__What to work on__
Work out how many lines in the listing below include the word "your". Give nothing but the number.

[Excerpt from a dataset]
··········

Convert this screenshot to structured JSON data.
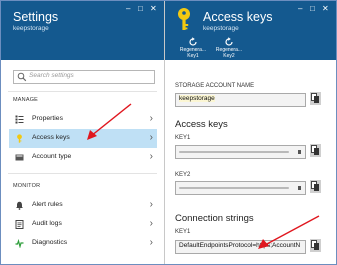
{
  "colors": {
    "header_bg": "#14598f",
    "selected_bg": "#bfe0f5",
    "arrow": "#e0171f",
    "key_yellow": "#f2c811"
  },
  "left_blade": {
    "title": "Settings",
    "subtitle": "keepstorage",
    "search_placeholder": "Search settings",
    "sections": [
      {
        "title": "MANAGE",
        "items": [
          {
            "label": "Properties",
            "icon": "properties-icon"
          },
          {
            "label": "Access keys",
            "icon": "key-icon",
            "selected": true
          },
          {
            "label": "Account type",
            "icon": "account-type-icon"
          }
        ]
      },
      {
        "title": "MONITOR",
        "items": [
          {
            "label": "Alert rules",
            "icon": "bell-icon"
          },
          {
            "label": "Audit logs",
            "icon": "audit-logs-icon"
          },
          {
            "label": "Diagnostics",
            "icon": "diagnostics-icon"
          }
        ]
      }
    ]
  },
  "right_blade": {
    "title": "Access keys",
    "subtitle": "keepstorage",
    "regen_key1_line1": "Regenera...",
    "regen_key1_line2": "Key1",
    "regen_key2_line1": "Regenera...",
    "regen_key2_line2": "Key2",
    "storage_account_label": "STORAGE ACCOUNT NAME",
    "storage_account_value": "keepstorage",
    "access_keys_heading": "Access keys",
    "key1_label": "KEY1",
    "key2_label": "KEY2",
    "connection_strings_heading": "Connection strings",
    "conn_key1_label": "KEY1",
    "conn_key1_value": "DefaultEndpointsProtocol=https;AccountN"
  }
}
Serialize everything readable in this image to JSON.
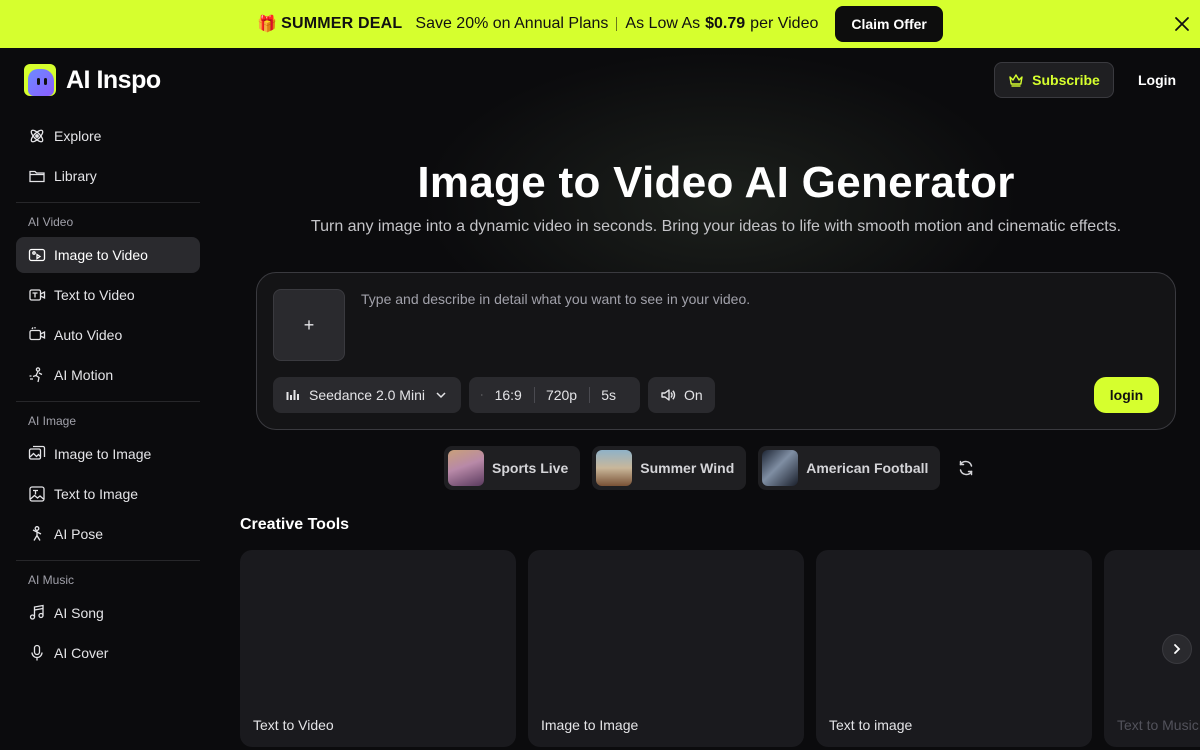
{
  "promo": {
    "gift_icon": "🎁",
    "deal_label": "SUMMER DEAL",
    "offer_text": "Save 20% on Annual Plans",
    "price_prefix": "As Low As",
    "price": "$0.79",
    "price_suffix": "per Video",
    "cta_label": "Claim Offer"
  },
  "brand": {
    "name": "AI Inspo",
    "accent_color": "#d6ff2e"
  },
  "header": {
    "subscribe_label": "Subscribe",
    "login_label": "Login"
  },
  "sidebar": {
    "top_items": [
      {
        "label": "Explore",
        "icon": "atom-icon"
      },
      {
        "label": "Library",
        "icon": "folder-icon"
      }
    ],
    "sections": [
      {
        "title": "AI Video",
        "items": [
          {
            "label": "Image to Video",
            "icon": "image-video-icon",
            "active": true
          },
          {
            "label": "Text to Video",
            "icon": "text-video-icon"
          },
          {
            "label": "Auto Video",
            "icon": "camera-icon"
          },
          {
            "label": "AI Motion",
            "icon": "motion-icon"
          }
        ]
      },
      {
        "title": "AI Image",
        "items": [
          {
            "label": "Image to Image",
            "icon": "image-image-icon"
          },
          {
            "label": "Text to Image",
            "icon": "text-image-icon"
          },
          {
            "label": "AI Pose",
            "icon": "pose-icon"
          }
        ]
      },
      {
        "title": "AI Music",
        "items": [
          {
            "label": "AI Song",
            "icon": "music-note-icon"
          },
          {
            "label": "AI Cover",
            "icon": "microphone-icon"
          }
        ]
      }
    ]
  },
  "hero": {
    "title": "Image to Video AI Generator",
    "subtitle": "Turn any image into a dynamic video in seconds. Bring your ideas to life with smooth motion and cinematic effects."
  },
  "prompt": {
    "upload_glyph": "+",
    "placeholder": "Type and describe in detail what you want to see in your video.",
    "model": "Seedance 2.0 Mini",
    "aspect_ratio": "16:9",
    "resolution": "720p",
    "duration": "5s",
    "sound": "On",
    "generate_label": "login"
  },
  "examples": [
    {
      "label": "Sports Live"
    },
    {
      "label": "Summer Wind"
    },
    {
      "label": "American Football"
    }
  ],
  "creative_tools": {
    "title": "Creative Tools",
    "cards": [
      "Text to Video",
      "Image to Image",
      "Text to image",
      "Text to Music"
    ]
  }
}
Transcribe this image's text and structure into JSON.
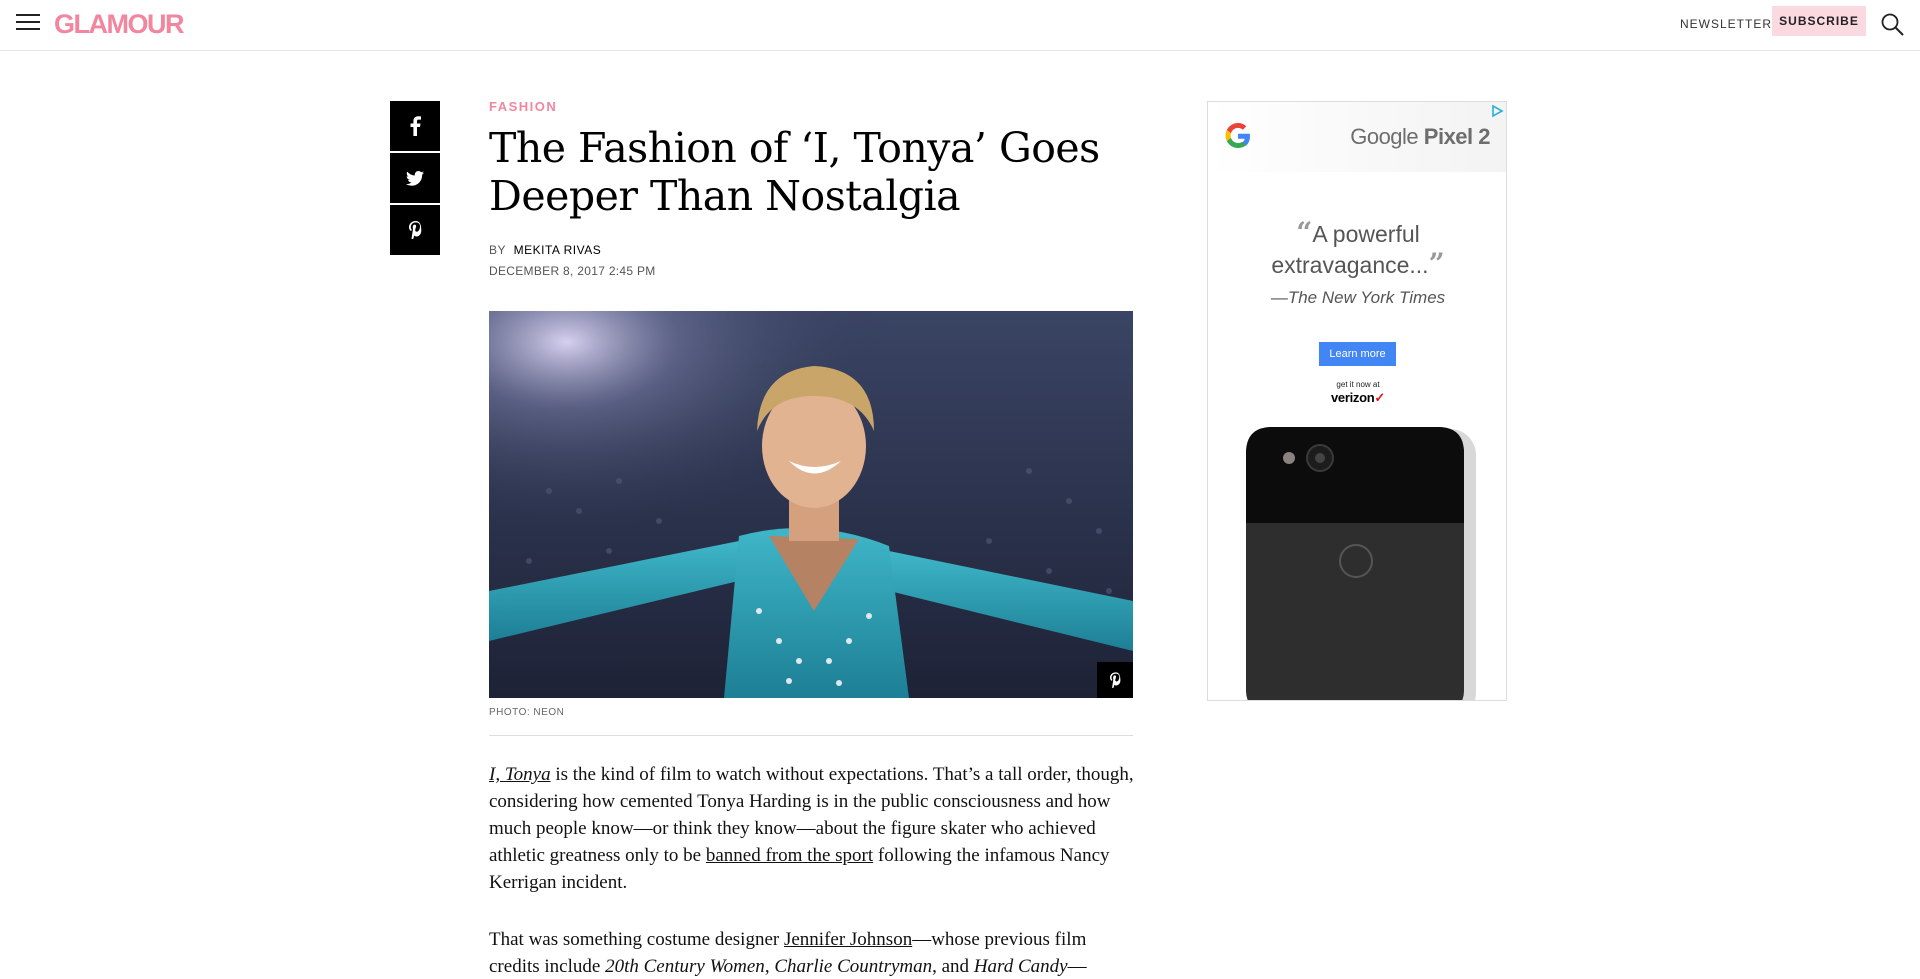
{
  "header": {
    "logo": "GLAMOUR",
    "newsletter_label": "NEWSLETTER",
    "subscribe_label": "SUBSCRIBE",
    "brand_color": "#f2869f",
    "subscribe_bg": "#fbd9e1"
  },
  "share": [
    {
      "network": "facebook",
      "icon": "facebook-icon"
    },
    {
      "network": "twitter",
      "icon": "twitter-icon"
    },
    {
      "network": "pinterest",
      "icon": "pinterest-icon"
    }
  ],
  "article": {
    "rubric": "FASHION",
    "headline": "The Fashion of ‘I, Tonya’ Goes Deeper Than Nostalgia",
    "by_label": "BY",
    "author": "MEKITA RIVAS",
    "date": "DECEMBER 8, 2017 2:45 PM",
    "photo_credit": "PHOTO: NEON",
    "p1": {
      "link1": "I, Tonya",
      "text1": " is the kind of film to watch without expectations. That’s a tall order, though, considering how cemented Tonya Harding is in the public consciousness and how much people know—or think they know—about the figure skater who achieved athletic greatness only to be ",
      "link2": "banned from the sport",
      "text2": " following the infamous Nancy Kerrigan incident."
    },
    "p2": {
      "text1": "That was something costume designer ",
      "link1": "Jennifer Johnson",
      "text2": "—whose previous film credits include ",
      "em1": "20th Century Women",
      "sep1": ", ",
      "em2": "Charlie Countryman",
      "sep2": ", and ",
      "em3": "Hard Candy",
      "text3": "—"
    }
  },
  "ad": {
    "brand_prefix": "Google ",
    "brand_bold": "Pixel 2",
    "quote": "A powerful extravagance...",
    "source": "—The New York Times",
    "cta": "Learn more",
    "get_it": "get it now at",
    "carrier": "verizon",
    "carrier_mark": "✓",
    "cta_color": "#4285f4"
  }
}
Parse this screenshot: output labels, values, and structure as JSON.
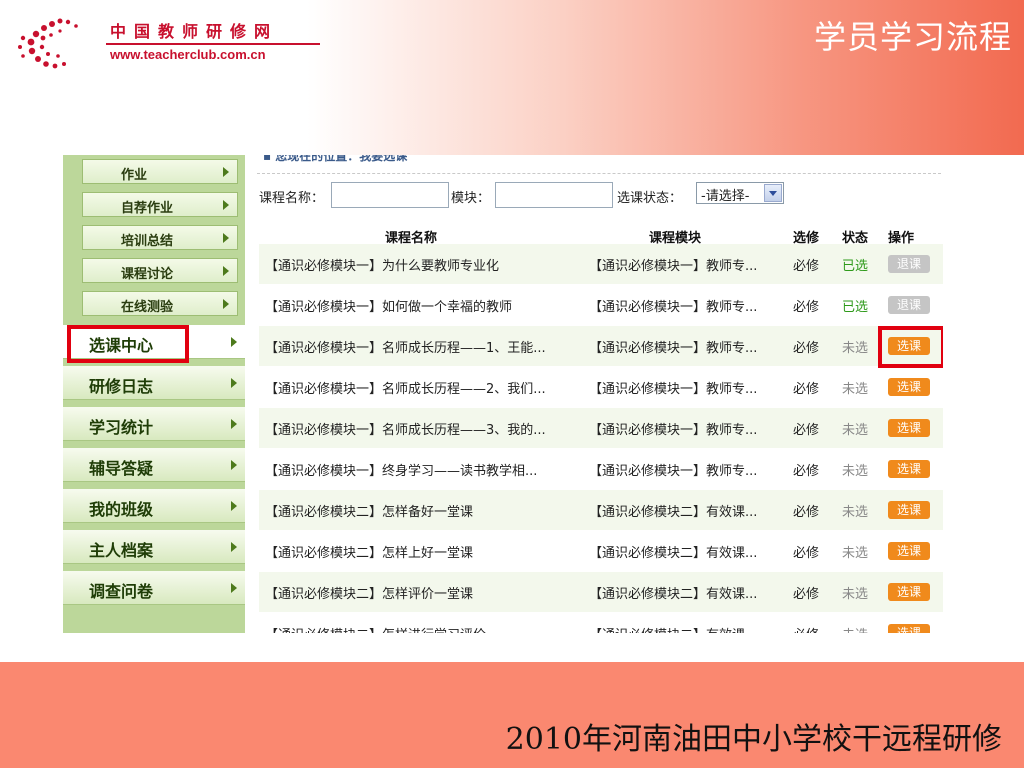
{
  "slide": {
    "title": "学员学习流程",
    "footer": "2010年河南油田中小学校干远程研修"
  },
  "logo": {
    "name_cn": "中国教师研修网",
    "url": "www.teacherclub.com.cn"
  },
  "breadcrumb": "▪ 您现在的位置：我要选课",
  "sidebar": {
    "sub_items": [
      "作业",
      "自荐作业",
      "培训总结",
      "课程讨论",
      "在线测验"
    ],
    "main_items": [
      "选课中心",
      "研修日志",
      "学习统计",
      "辅导答疑",
      "我的班级",
      "主人档案",
      "调查问卷"
    ],
    "active_item": "选课中心"
  },
  "filter": {
    "course_name_label": "课程名称：",
    "module_label": "模块：",
    "status_label": "选课状态：",
    "status_value": "-请选择-"
  },
  "table": {
    "headers": [
      "课程名称",
      "课程模块",
      "选修",
      "状态",
      "操作"
    ],
    "rows": [
      {
        "name": "【通识必修模块一】为什么要教师专业化",
        "module": "【通识必修模块一】教师专...",
        "type": "必修",
        "status": "已选",
        "action": "退课"
      },
      {
        "name": "【通识必修模块一】如何做一个幸福的教师",
        "module": "【通识必修模块一】教师专...",
        "type": "必修",
        "status": "已选",
        "action": "退课"
      },
      {
        "name": "【通识必修模块一】名师成长历程——1、王能...",
        "module": "【通识必修模块一】教师专...",
        "type": "必修",
        "status": "未选",
        "action": "选课"
      },
      {
        "name": "【通识必修模块一】名师成长历程——2、我们...",
        "module": "【通识必修模块一】教师专...",
        "type": "必修",
        "status": "未选",
        "action": "选课"
      },
      {
        "name": "【通识必修模块一】名师成长历程——3、我的...",
        "module": "【通识必修模块一】教师专...",
        "type": "必修",
        "status": "未选",
        "action": "选课"
      },
      {
        "name": "【通识必修模块一】终身学习——读书教学相...",
        "module": "【通识必修模块一】教师专...",
        "type": "必修",
        "status": "未选",
        "action": "选课"
      },
      {
        "name": "【通识必修模块二】怎样备好一堂课",
        "module": "【通识必修模块二】有效课...",
        "type": "必修",
        "status": "未选",
        "action": "选课"
      },
      {
        "name": "【通识必修模块二】怎样上好一堂课",
        "module": "【通识必修模块二】有效课...",
        "type": "必修",
        "status": "未选",
        "action": "选课"
      },
      {
        "name": "【通识必修模块二】怎样评价一堂课",
        "module": "【通识必修模块二】有效课...",
        "type": "必修",
        "status": "未选",
        "action": "选课"
      },
      {
        "name": "【通识必修模块二】怎样进行学习评价",
        "module": "【通识必修模块二】有效课",
        "type": "必修",
        "status": "未选",
        "action": "选课"
      }
    ]
  },
  "colors": {
    "brand_red": "#c8102e",
    "highlight_red": "#e1000f",
    "sidebar_green": "#bcd79a",
    "selected_status": "#2e9a1a",
    "select_button": "#f08a1c",
    "drop_button": "#c5c5c5",
    "footer_salmon": "#fa8870"
  }
}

··········

__Task answer__
2